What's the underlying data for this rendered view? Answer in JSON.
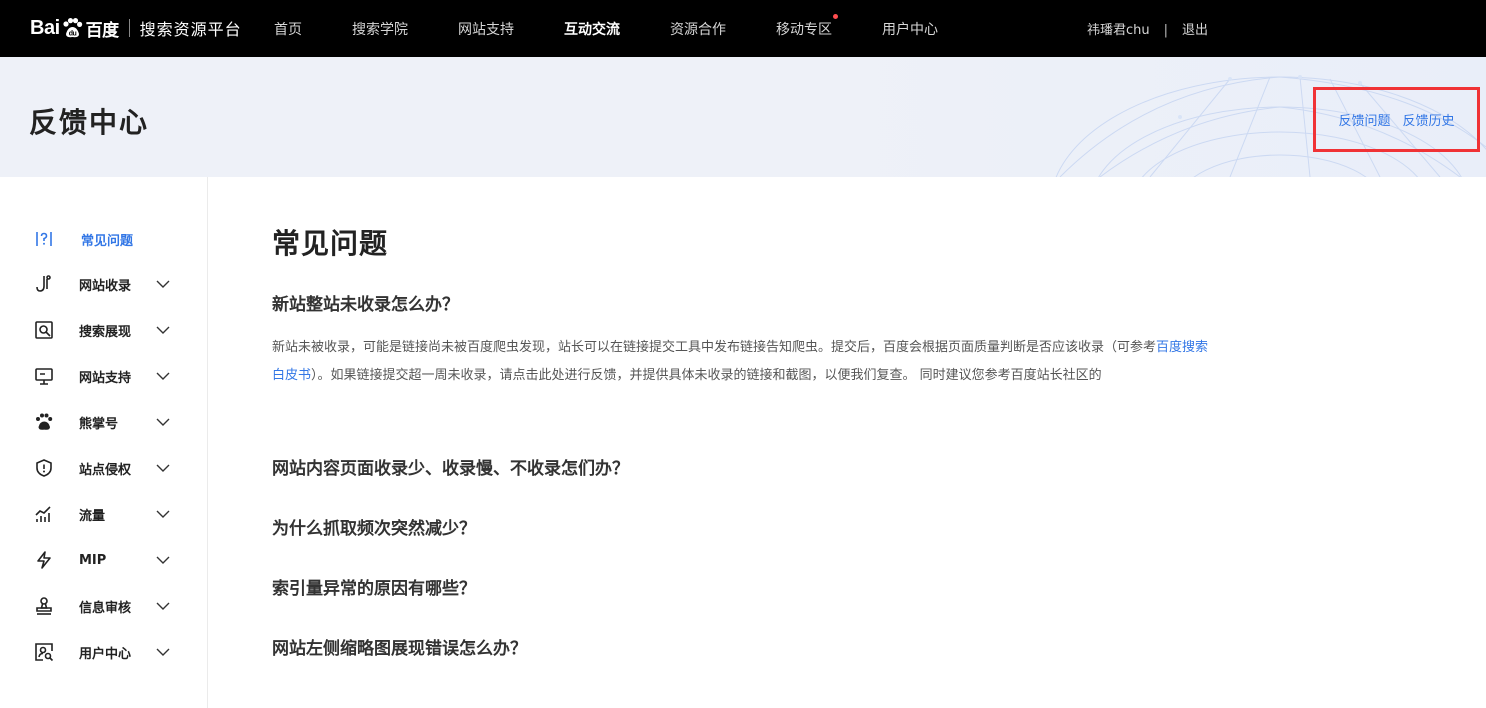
{
  "brand": {
    "logo_left": "Bai",
    "logo_right": "百度",
    "platform_name": "搜索资源平台"
  },
  "nav": {
    "items": [
      "首页",
      "搜索学院",
      "网站支持",
      "互动交流",
      "资源合作",
      "移动专区",
      "用户中心"
    ],
    "active": "互动交流",
    "dot_on": "移动专区"
  },
  "user": {
    "name": "祎璠君chu",
    "separator": "|",
    "logout": "退出"
  },
  "banner": {
    "title": "反馈中心",
    "links": [
      "反馈问题",
      "反馈历史"
    ],
    "highlight_color": "#f03236"
  },
  "sidebar": {
    "items": [
      {
        "label": "常见问题",
        "icon": "faq-icon",
        "active": true,
        "expandable": false
      },
      {
        "label": "网站收录",
        "icon": "index-hook-icon",
        "expandable": true
      },
      {
        "label": "搜索展现",
        "icon": "search-display-icon",
        "expandable": true
      },
      {
        "label": "网站支持",
        "icon": "monitor-icon",
        "expandable": true
      },
      {
        "label": "熊掌号",
        "icon": "paw-icon",
        "expandable": true
      },
      {
        "label": "站点侵权",
        "icon": "shield-icon",
        "expandable": true
      },
      {
        "label": "流量",
        "icon": "traffic-chart-icon",
        "expandable": true
      },
      {
        "label": "MIP",
        "icon": "lightning-icon",
        "expandable": true
      },
      {
        "label": "信息审核",
        "icon": "stamp-icon",
        "expandable": true
      },
      {
        "label": "用户中心",
        "icon": "user-card-icon",
        "expandable": true
      }
    ],
    "accent_color": "#3377e6"
  },
  "main": {
    "title": "常见问题",
    "questions": [
      "新站整站未收录怎么办？",
      "网站内容页面收录少、收录慢、不收录怎们办？",
      "为什么抓取频次突然减少？",
      "索引量异常的原因有哪些？",
      "网站左侧缩略图展现错误怎么办？"
    ],
    "answer": {
      "part1": "新站未被收录，可能是链接尚未被百度爬虫发现，站长可以在链接提交工具中发布链接告知爬虫。提交后，百度会根据页面质量判断是否应该收录（可参考",
      "link": "百度搜索白皮书",
      "part2": "）。如果链接提交超一周未收录，请点击此处进行反馈，并提供具体未收录的链接和截图，以便我们复查。 同时建议您参考百度站长社区的"
    }
  }
}
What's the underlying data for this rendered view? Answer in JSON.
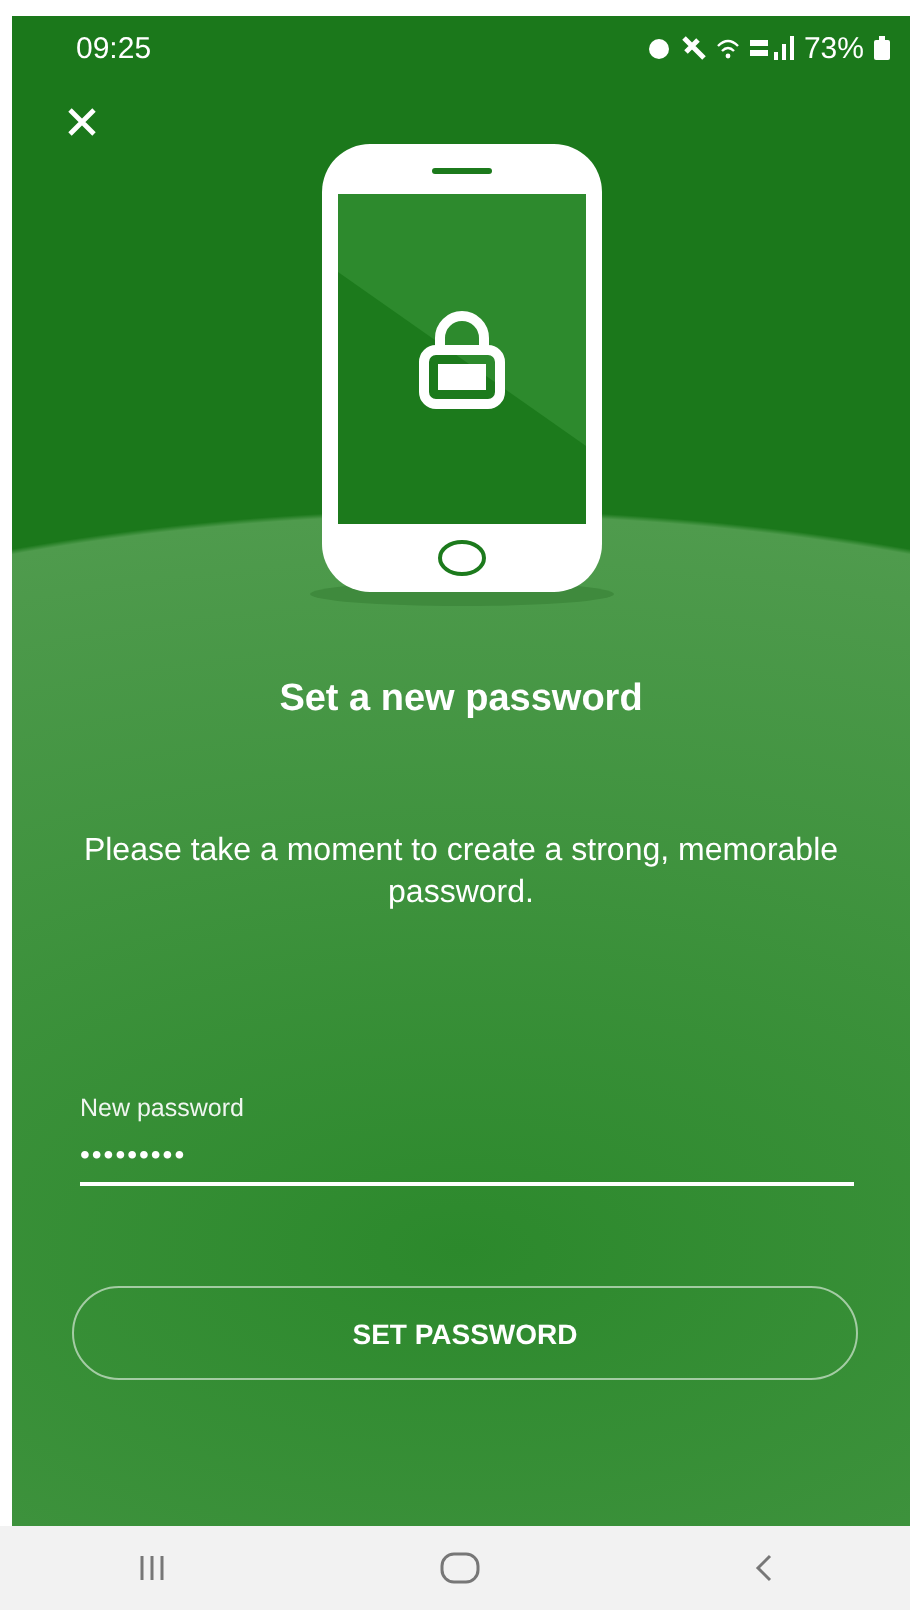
{
  "status_bar": {
    "time": "09:25",
    "battery": "73%"
  },
  "title": "Set a new password",
  "message": "Please take a moment to create a strong, memorable password.",
  "password_field": {
    "label": "New password",
    "value": "•••••••••"
  },
  "button": {
    "label": "SET PASSWORD"
  }
}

● ● ● ● ●

YOUR TASK
Leave out all images, then reproduce the entries above exactly.

ANSWER IN FULL
What's the underlying data for this rendered view? Answer in JSON.
{
  "brand": {
    "logo_left": "Bai",
    "logo_right": "百度",
    "platform_name": "搜索资源平台"
  },
  "nav": {
    "items": [
      "首页",
      "搜索学院",
      "网站支持",
      "互动交流",
      "资源合作",
      "移动专区",
      "用户中心"
    ],
    "active": "互动交流",
    "dot_on": "移动专区"
  },
  "user": {
    "name": "祎璠君chu",
    "separator": "|",
    "logout": "退出"
  },
  "banner": {
    "title": "反馈中心",
    "links": [
      "反馈问题",
      "反馈历史"
    ],
    "highlight_color": "#f03236"
  },
  "sidebar": {
    "items": [
      {
        "label": "常见问题",
        "icon": "faq-icon",
        "active": true,
        "expandable": false
      },
      {
        "label": "网站收录",
        "icon": "index-hook-icon",
        "expandable": true
      },
      {
        "label": "搜索展现",
        "icon": "search-display-icon",
        "expandable": true
      },
      {
        "label": "网站支持",
        "icon": "monitor-icon",
        "expandable": true
      },
      {
        "label": "熊掌号",
        "icon": "paw-icon",
        "expandable": true
      },
      {
        "label": "站点侵权",
        "icon": "shield-icon",
        "expandable": true
      },
      {
        "label": "流量",
        "icon": "traffic-chart-icon",
        "expandable": true
      },
      {
        "label": "MIP",
        "icon": "lightning-icon",
        "expandable": true
      },
      {
        "label": "信息审核",
        "icon": "stamp-icon",
        "expandable": true
      },
      {
        "label": "用户中心",
        "icon": "user-card-icon",
        "expandable": true
      }
    ],
    "accent_color": "#3377e6"
  },
  "main": {
    "title": "常见问题",
    "questions": [
      "新站整站未收录怎么办？",
      "网站内容页面收录少、收录慢、不收录怎们办？",
      "为什么抓取频次突然减少？",
      "索引量异常的原因有哪些？",
      "网站左侧缩略图展现错误怎么办？"
    ],
    "answer": {
      "part1": "新站未被收录，可能是链接尚未被百度爬虫发现，站长可以在链接提交工具中发布链接告知爬虫。提交后，百度会根据页面质量判断是否应该收录（可参考",
      "link": "百度搜索白皮书",
      "part2": "）。如果链接提交超一周未收录，请点击此处进行反馈，并提供具体未收录的链接和截图，以便我们复查。 同时建议您参考百度站长社区的"
    }
  }
}
What's the underlying data for this rendered view? Answer in JSON.
{
  "status_bar": {
    "time": "09:25",
    "battery": "73%"
  },
  "title": "Set a new password",
  "message": "Please take a moment to create a strong, memorable password.",
  "password_field": {
    "label": "New password",
    "value": "•••••••••"
  },
  "button": {
    "label": "SET PASSWORD"
  }
}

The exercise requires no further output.